* _THE REQUEST_:
Pictures do not belong in the copy; quote every entry below exactly.

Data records
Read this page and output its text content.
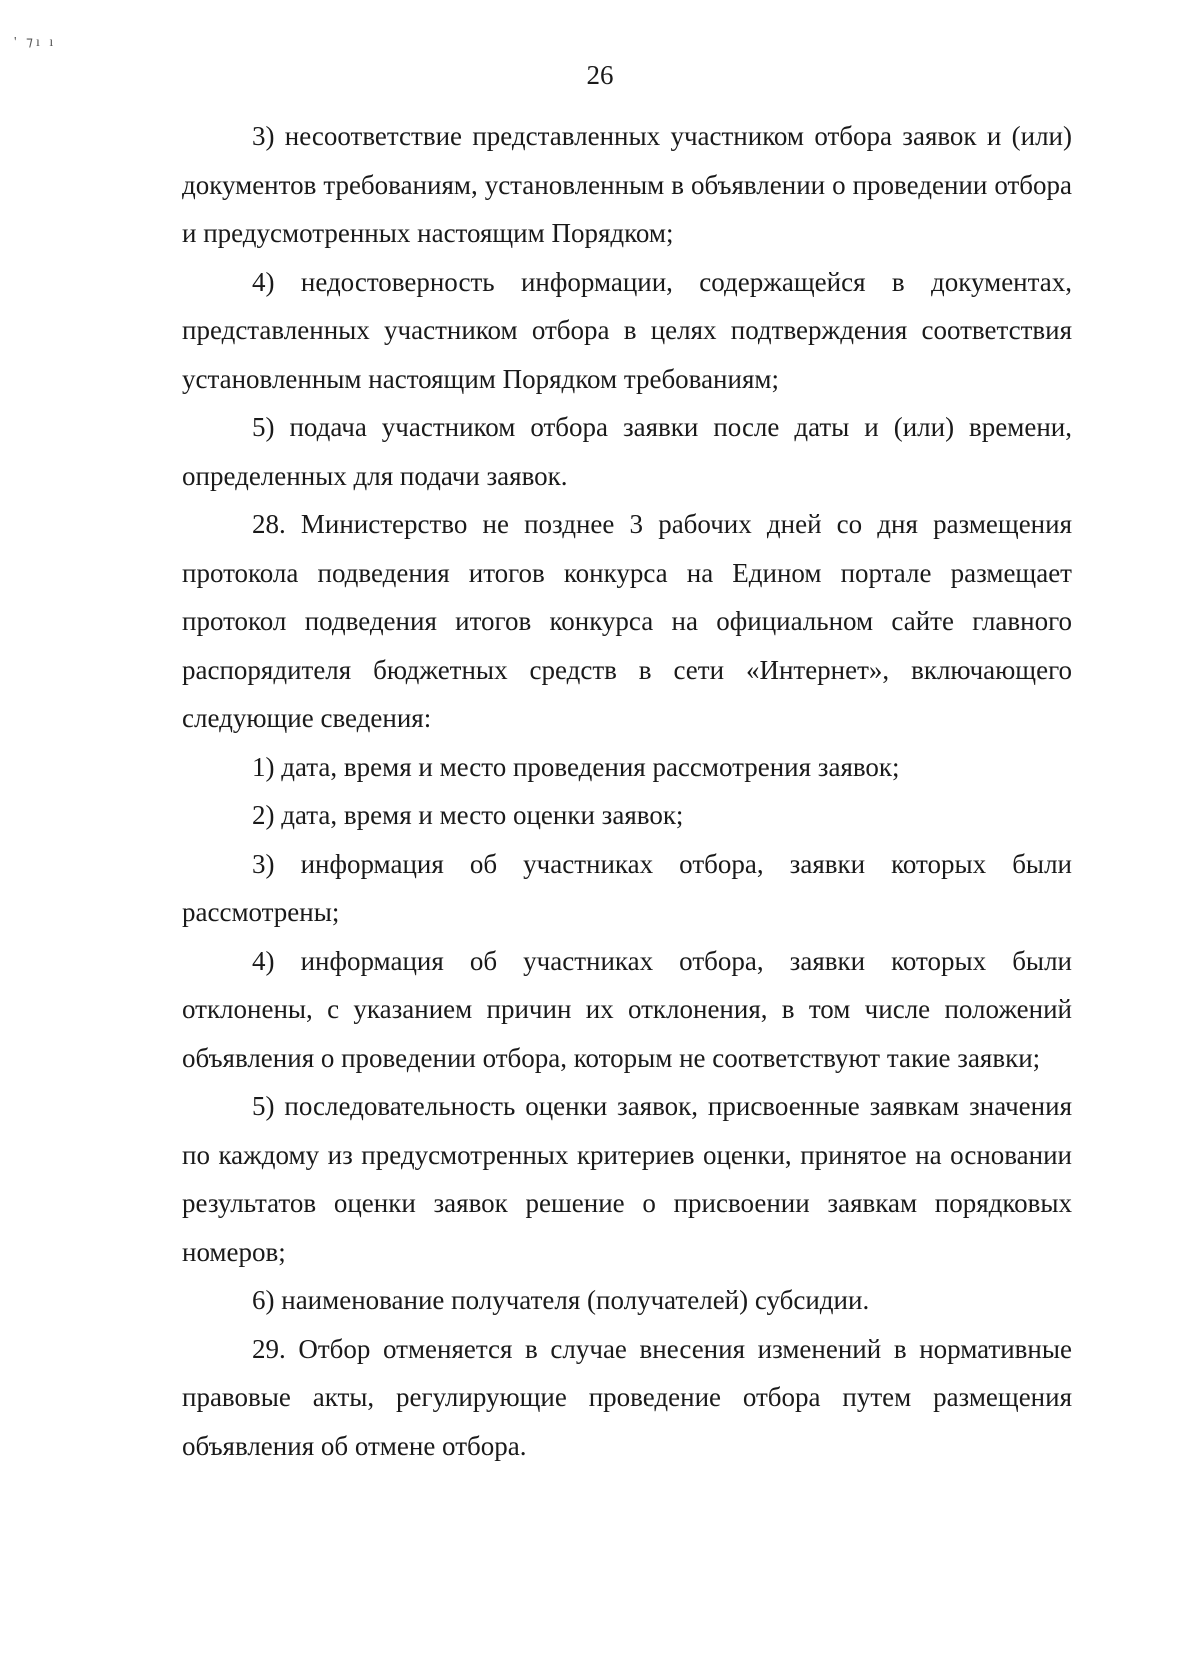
' ⁊ı ı
26

3) несоответствие представленных участником отбора заявок и (или) документов требованиям, установленным в объявлении о проведении отбора и предусмотренных настоящим Порядком;

4) недостоверность информации, содержащейся в документах, представленных участником отбора в целях подтверждения соответствия установленным настоящим Порядком требованиям;

5) подача участником отбора заявки после даты и (или) времени, определенных для подачи заявок.

28. Министерство не позднее 3 рабочих дней со дня размещения протокола подведения итогов конкурса на Едином портале размещает протокол подведения итогов конкурса на официальном сайте главного распорядителя бюджетных средств в сети «Интернет», включающего следующие сведения:

1) дата, время и место проведения рассмотрения заявок;

2) дата, время и место оценки заявок;

3) информация об участниках отбора, заявки которых были рассмотрены;

4) информация об участниках отбора, заявки которых были отклонены, с указанием причин их отклонения, в том числе положений объявления о проведении отбора, которым не соответствуют такие заявки;

5) последовательность оценки заявок, присвоенные заявкам значения по каждому из предусмотренных критериев оценки, принятое на основании результатов оценки заявок решение о присвоении заявкам порядковых номеров;

6) наименование получателя (получателей) субсидии.

29. Отбор отменяется в случае внесения изменений в нормативные правовые акты, регулирующие проведение отбора путем размещения объявления об отмене отбора.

* _WRITTEN RESPONSE_:
Read this page and output its text content.
' ⁊ı ı
26

3) несоответствие представленных участником отбора заявок и (или) документов требованиям, установленным в объявлении о проведении отбора и предусмотренных настоящим Порядком;

4) недостоверность информации, содержащейся в документах, представленных участником отбора в целях подтверждения соответствия установленным настоящим Порядком требованиям;

5) подача участником отбора заявки после даты и (или) времени, определенных для подачи заявок.

28. Министерство не позднее 3 рабочих дней со дня размещения протокола подведения итогов конкурса на Едином портале размещает протокол подведения итогов конкурса на официальном сайте главного распорядителя бюджетных средств в сети «Интернет», включающего следующие сведения:

1) дата, время и место проведения рассмотрения заявок;

2) дата, время и место оценки заявок;

3) информация об участниках отбора, заявки которых были рассмотрены;

4) информация об участниках отбора, заявки которых были отклонены, с указанием причин их отклонения, в том числе положений объявления о проведении отбора, которым не соответствуют такие заявки;

5) последовательность оценки заявок, присвоенные заявкам значения по каждому из предусмотренных критериев оценки, принятое на основании результатов оценки заявок решение о присвоении заявкам порядковых номеров;

6) наименование получателя (получателей) субсидии.

29. Отбор отменяется в случае внесения изменений в нормативные правовые акты, регулирующие проведение отбора путем размещения объявления об отмене отбора.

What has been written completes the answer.